:: Stored data

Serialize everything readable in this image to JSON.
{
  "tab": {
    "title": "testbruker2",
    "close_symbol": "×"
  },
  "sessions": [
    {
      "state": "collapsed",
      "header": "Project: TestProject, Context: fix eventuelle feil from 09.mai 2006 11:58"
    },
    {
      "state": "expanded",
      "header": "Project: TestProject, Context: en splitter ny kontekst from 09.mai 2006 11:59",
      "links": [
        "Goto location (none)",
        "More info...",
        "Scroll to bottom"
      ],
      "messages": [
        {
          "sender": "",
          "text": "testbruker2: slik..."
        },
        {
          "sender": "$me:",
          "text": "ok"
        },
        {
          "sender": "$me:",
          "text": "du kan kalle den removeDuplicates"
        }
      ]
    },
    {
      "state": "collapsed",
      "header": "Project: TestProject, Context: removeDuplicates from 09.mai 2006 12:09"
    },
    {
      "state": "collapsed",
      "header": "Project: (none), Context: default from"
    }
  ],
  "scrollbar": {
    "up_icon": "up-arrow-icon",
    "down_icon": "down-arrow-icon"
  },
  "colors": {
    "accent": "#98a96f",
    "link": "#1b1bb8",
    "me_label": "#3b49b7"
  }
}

::::
:: Stored data

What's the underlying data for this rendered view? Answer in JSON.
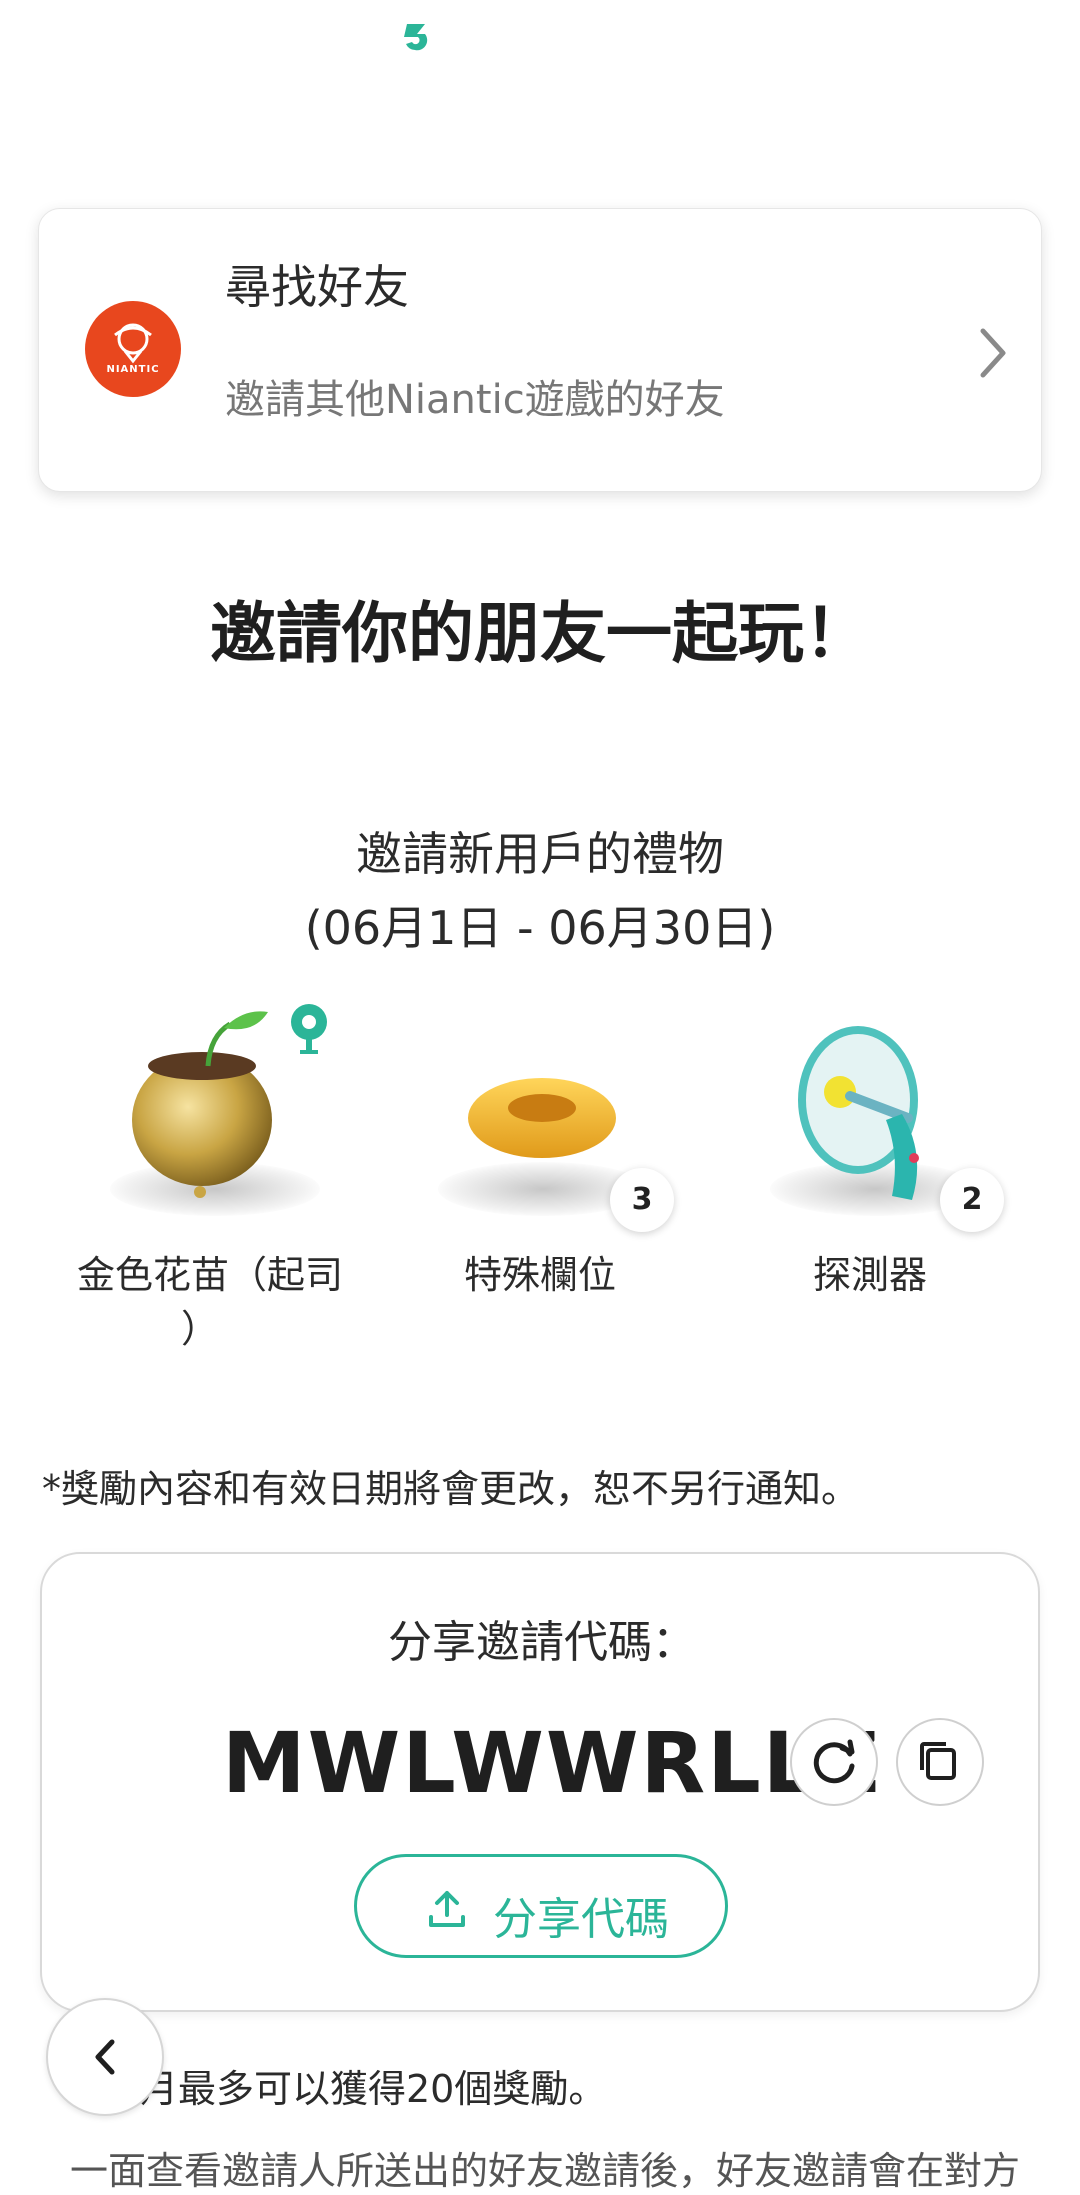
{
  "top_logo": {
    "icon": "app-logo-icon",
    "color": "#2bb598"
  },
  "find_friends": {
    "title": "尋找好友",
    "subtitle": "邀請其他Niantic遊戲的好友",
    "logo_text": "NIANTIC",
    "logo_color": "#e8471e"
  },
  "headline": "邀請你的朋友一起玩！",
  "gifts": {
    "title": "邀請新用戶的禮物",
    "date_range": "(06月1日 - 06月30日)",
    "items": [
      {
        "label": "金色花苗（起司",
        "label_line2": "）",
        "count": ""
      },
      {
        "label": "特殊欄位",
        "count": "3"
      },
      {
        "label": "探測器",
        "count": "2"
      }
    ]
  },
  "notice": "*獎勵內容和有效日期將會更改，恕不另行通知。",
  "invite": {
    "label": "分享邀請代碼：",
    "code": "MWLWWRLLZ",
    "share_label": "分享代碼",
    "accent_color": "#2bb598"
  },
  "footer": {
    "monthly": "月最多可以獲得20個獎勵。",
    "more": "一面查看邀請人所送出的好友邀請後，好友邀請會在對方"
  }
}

::::
:: Stored data

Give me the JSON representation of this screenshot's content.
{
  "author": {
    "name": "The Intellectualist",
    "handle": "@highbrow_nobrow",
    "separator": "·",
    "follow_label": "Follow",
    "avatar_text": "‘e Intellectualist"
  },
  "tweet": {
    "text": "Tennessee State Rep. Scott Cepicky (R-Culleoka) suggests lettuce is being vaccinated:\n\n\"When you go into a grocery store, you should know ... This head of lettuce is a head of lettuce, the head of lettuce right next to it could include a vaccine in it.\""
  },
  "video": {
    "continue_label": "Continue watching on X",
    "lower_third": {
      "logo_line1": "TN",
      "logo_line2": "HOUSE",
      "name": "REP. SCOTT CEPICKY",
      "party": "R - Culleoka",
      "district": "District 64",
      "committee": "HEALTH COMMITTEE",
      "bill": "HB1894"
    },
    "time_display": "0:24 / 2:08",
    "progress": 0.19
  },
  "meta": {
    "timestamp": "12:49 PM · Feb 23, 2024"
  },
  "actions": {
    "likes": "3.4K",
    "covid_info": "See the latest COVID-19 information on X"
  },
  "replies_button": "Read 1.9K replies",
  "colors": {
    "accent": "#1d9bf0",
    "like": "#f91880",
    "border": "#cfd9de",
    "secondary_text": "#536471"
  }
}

::::

Task details: Each line above that holds the string "from" should be copied and shown.

Solution for this exercise:
      "header": "Project: TestProject, Context: fix eventuelle feil from 09.mai 2006 11:58"
      "header": "Project: TestProject, Context: en splitter ny kontekst from 09.mai 2006 11:59",
      "header": "Project: TestProject, Context: removeDuplicates from 09.mai 2006 12:09"
      "header": "Project: (none), Context: default from"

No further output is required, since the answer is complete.